» **Stated exercise**
Without including any images, reproduce each entry exactly.

===== Entries shown

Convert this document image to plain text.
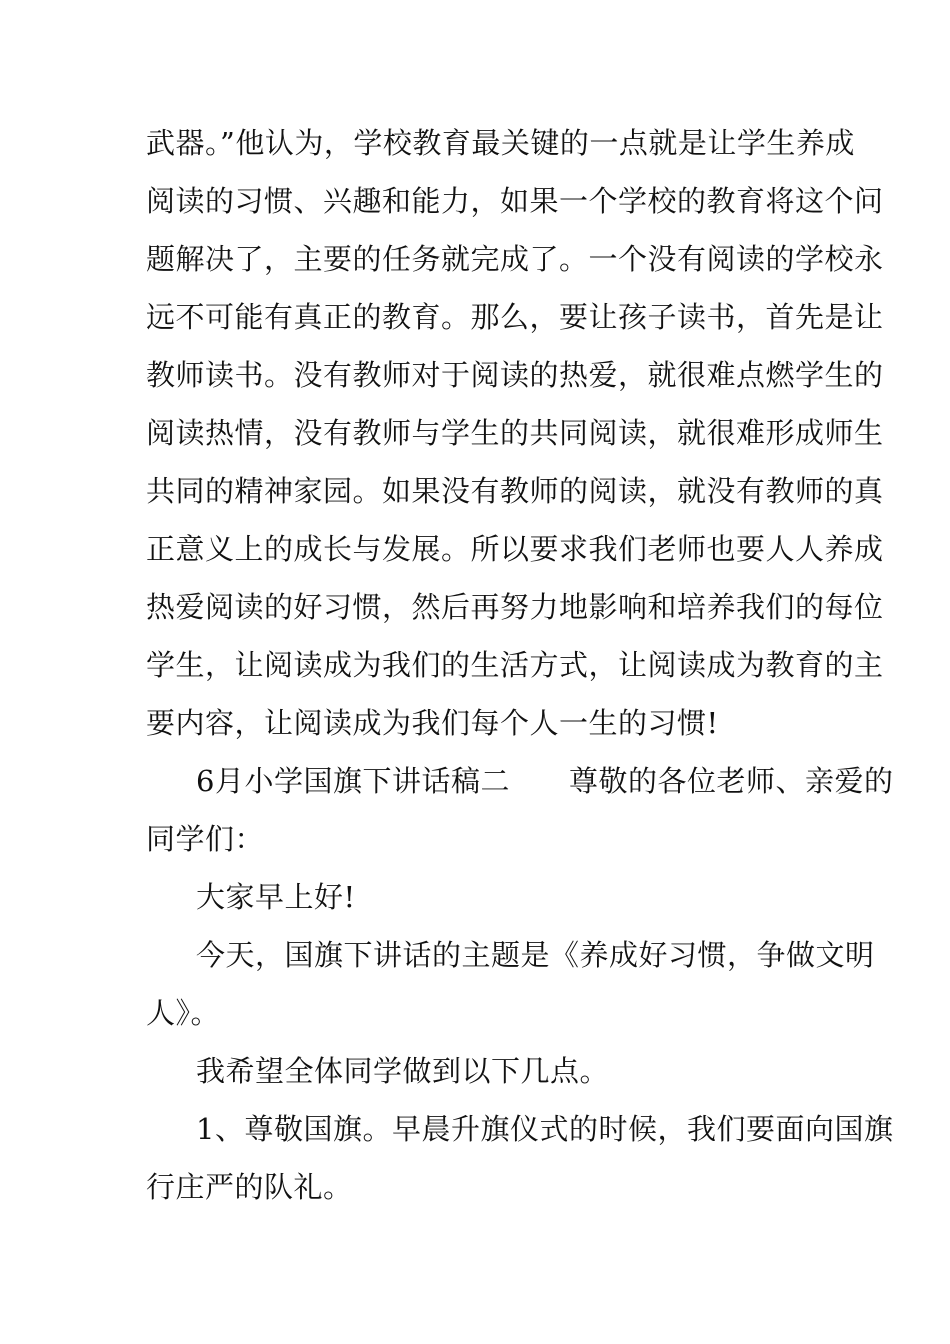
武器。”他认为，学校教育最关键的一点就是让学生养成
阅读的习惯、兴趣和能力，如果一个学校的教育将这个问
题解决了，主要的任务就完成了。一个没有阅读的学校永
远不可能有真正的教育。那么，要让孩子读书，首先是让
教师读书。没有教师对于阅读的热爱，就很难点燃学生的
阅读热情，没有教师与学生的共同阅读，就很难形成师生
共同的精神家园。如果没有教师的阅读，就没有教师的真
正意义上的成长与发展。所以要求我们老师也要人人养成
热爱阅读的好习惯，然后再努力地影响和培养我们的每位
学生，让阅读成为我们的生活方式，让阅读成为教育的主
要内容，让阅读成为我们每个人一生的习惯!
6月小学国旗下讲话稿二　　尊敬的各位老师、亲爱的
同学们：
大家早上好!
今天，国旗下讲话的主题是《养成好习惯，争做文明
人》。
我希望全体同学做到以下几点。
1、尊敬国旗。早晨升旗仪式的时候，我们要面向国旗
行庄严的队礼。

==========

» **Written solution**
Convert this document image to plain text.
武器。”他认为，学校教育最关键的一点就是让学生养成
阅读的习惯、兴趣和能力，如果一个学校的教育将这个问
题解决了，主要的任务就完成了。一个没有阅读的学校永
远不可能有真正的教育。那么，要让孩子读书，首先是让
教师读书。没有教师对于阅读的热爱，就很难点燃学生的
阅读热情，没有教师与学生的共同阅读，就很难形成师生
共同的精神家园。如果没有教师的阅读，就没有教师的真
正意义上的成长与发展。所以要求我们老师也要人人养成
热爱阅读的好习惯，然后再努力地影响和培养我们的每位
学生，让阅读成为我们的生活方式，让阅读成为教育的主
要内容，让阅读成为我们每个人一生的习惯!
6月小学国旗下讲话稿二　　尊敬的各位老师、亲爱的
同学们：
大家早上好!
今天，国旗下讲话的主题是《养成好习惯，争做文明
人》。
我希望全体同学做到以下几点。
1、尊敬国旗。早晨升旗仪式的时候，我们要面向国旗
行庄严的队礼。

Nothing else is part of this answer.